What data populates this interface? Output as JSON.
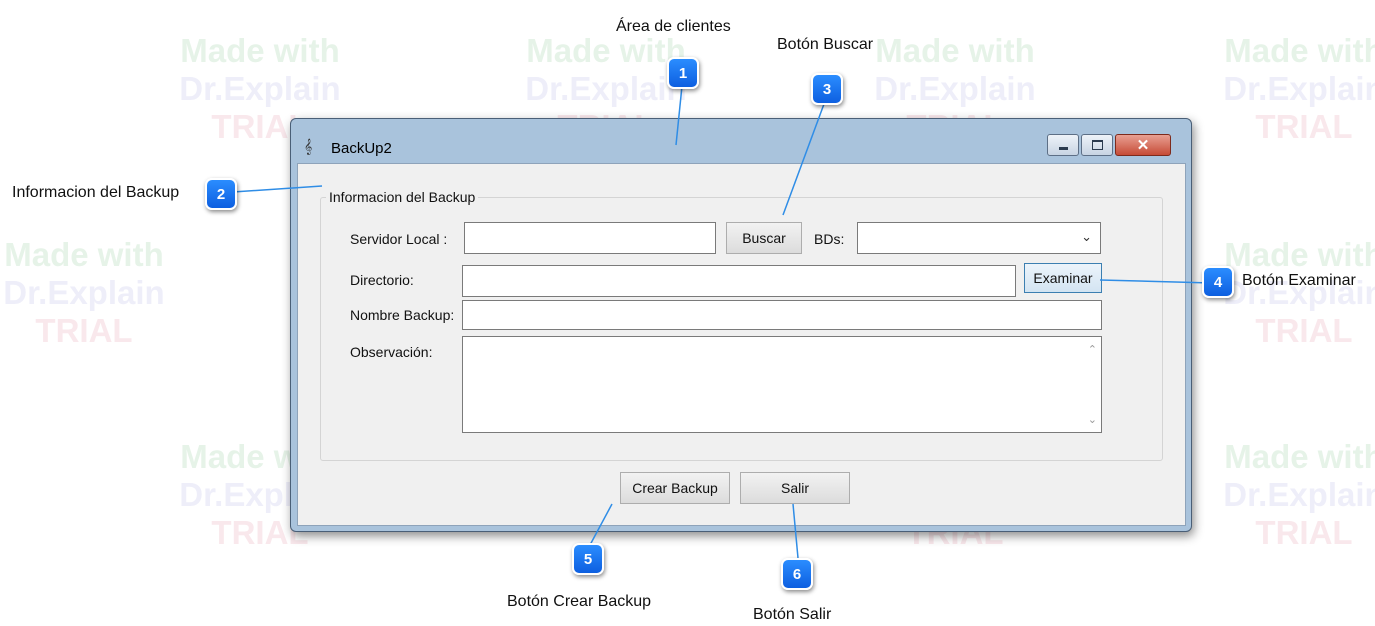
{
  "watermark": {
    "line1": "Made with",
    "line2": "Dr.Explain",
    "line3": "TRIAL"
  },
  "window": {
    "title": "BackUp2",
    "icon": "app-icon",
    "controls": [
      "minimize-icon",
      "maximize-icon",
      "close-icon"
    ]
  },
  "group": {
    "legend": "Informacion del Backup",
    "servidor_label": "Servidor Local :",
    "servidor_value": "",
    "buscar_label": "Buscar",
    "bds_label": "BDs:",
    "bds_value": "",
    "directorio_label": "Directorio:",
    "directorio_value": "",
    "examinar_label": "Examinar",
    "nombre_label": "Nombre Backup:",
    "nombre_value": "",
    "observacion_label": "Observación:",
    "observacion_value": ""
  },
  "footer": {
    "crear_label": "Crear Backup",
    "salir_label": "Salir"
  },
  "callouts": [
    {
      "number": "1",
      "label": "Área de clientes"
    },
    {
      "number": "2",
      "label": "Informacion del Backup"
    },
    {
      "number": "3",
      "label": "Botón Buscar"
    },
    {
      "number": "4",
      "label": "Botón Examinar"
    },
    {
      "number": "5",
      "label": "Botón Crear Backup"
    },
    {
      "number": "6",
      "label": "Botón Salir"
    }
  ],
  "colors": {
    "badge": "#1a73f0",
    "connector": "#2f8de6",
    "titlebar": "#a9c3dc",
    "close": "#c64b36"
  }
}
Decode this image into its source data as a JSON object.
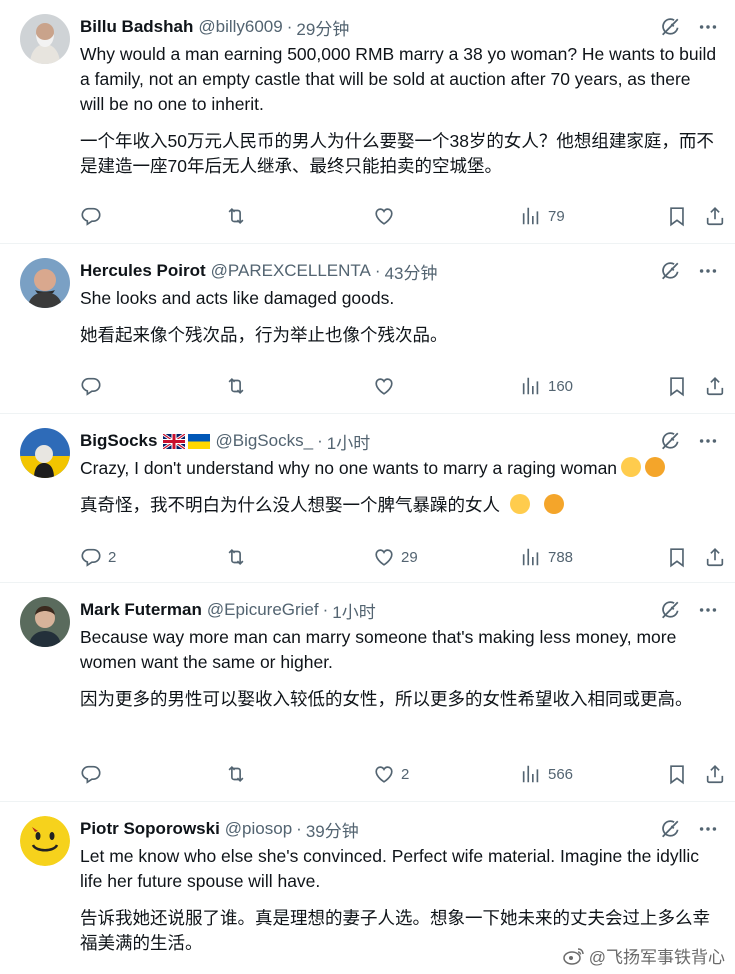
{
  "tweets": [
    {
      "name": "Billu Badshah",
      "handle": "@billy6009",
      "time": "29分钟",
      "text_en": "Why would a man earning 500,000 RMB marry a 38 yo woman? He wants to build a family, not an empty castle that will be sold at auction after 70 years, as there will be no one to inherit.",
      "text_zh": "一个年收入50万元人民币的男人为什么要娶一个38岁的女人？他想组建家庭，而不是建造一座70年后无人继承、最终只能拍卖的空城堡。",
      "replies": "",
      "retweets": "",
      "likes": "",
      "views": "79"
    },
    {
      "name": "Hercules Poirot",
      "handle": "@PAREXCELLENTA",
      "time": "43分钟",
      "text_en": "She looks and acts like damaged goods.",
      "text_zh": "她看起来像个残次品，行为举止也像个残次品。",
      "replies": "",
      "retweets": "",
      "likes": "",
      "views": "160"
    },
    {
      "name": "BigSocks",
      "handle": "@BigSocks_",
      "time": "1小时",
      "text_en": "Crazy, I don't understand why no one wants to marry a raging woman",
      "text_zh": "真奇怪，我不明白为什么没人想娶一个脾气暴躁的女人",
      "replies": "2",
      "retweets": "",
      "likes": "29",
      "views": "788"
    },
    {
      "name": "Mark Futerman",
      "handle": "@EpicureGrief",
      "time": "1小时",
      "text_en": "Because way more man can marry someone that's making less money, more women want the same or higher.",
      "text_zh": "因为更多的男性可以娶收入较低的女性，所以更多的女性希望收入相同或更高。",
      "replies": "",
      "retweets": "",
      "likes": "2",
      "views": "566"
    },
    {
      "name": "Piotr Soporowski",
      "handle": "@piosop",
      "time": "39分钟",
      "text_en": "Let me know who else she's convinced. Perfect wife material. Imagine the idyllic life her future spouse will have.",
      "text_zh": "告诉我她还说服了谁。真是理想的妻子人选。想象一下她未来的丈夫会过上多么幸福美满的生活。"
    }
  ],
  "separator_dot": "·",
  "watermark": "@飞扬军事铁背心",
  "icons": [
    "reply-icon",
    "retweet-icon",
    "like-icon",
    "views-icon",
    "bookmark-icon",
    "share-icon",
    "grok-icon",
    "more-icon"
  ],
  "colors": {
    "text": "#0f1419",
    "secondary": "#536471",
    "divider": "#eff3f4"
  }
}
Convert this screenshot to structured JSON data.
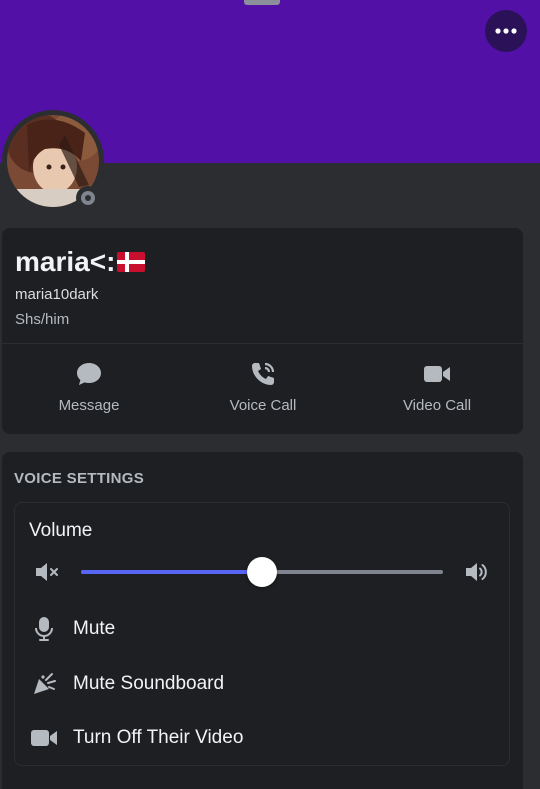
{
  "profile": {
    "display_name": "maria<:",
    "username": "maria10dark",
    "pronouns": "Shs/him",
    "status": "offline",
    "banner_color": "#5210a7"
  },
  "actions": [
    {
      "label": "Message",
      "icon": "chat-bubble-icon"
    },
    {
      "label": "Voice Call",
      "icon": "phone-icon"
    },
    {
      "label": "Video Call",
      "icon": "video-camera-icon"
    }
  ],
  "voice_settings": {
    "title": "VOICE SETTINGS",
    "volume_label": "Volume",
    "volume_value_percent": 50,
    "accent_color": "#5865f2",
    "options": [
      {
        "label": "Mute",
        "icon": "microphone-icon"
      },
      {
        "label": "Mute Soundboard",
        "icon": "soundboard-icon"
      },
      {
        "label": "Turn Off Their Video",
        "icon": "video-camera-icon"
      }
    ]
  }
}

------------------------------------------------------------------------

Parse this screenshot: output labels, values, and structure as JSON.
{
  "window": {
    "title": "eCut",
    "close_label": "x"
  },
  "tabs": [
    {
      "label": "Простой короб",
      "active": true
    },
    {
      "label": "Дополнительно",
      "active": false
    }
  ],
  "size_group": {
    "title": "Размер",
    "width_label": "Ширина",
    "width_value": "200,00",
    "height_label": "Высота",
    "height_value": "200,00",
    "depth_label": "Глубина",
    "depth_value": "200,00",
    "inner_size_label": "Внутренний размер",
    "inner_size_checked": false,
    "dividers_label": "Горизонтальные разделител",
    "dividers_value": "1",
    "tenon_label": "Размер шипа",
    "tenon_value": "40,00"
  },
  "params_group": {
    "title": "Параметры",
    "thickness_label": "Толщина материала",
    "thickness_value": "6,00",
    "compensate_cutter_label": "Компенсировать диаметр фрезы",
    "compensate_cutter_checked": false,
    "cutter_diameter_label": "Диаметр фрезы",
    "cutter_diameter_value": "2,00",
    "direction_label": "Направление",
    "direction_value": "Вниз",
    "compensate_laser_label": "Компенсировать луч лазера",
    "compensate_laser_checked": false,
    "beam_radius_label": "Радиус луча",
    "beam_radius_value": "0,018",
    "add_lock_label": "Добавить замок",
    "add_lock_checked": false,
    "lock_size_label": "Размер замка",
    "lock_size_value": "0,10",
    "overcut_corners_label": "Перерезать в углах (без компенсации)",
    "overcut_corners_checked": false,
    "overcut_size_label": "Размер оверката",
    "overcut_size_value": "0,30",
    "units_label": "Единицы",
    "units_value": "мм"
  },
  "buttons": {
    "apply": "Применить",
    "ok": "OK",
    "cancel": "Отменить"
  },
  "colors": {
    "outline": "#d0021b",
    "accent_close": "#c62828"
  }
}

------------------------------------------------------------------------

Answer only with how many lines in the records include "woman".

2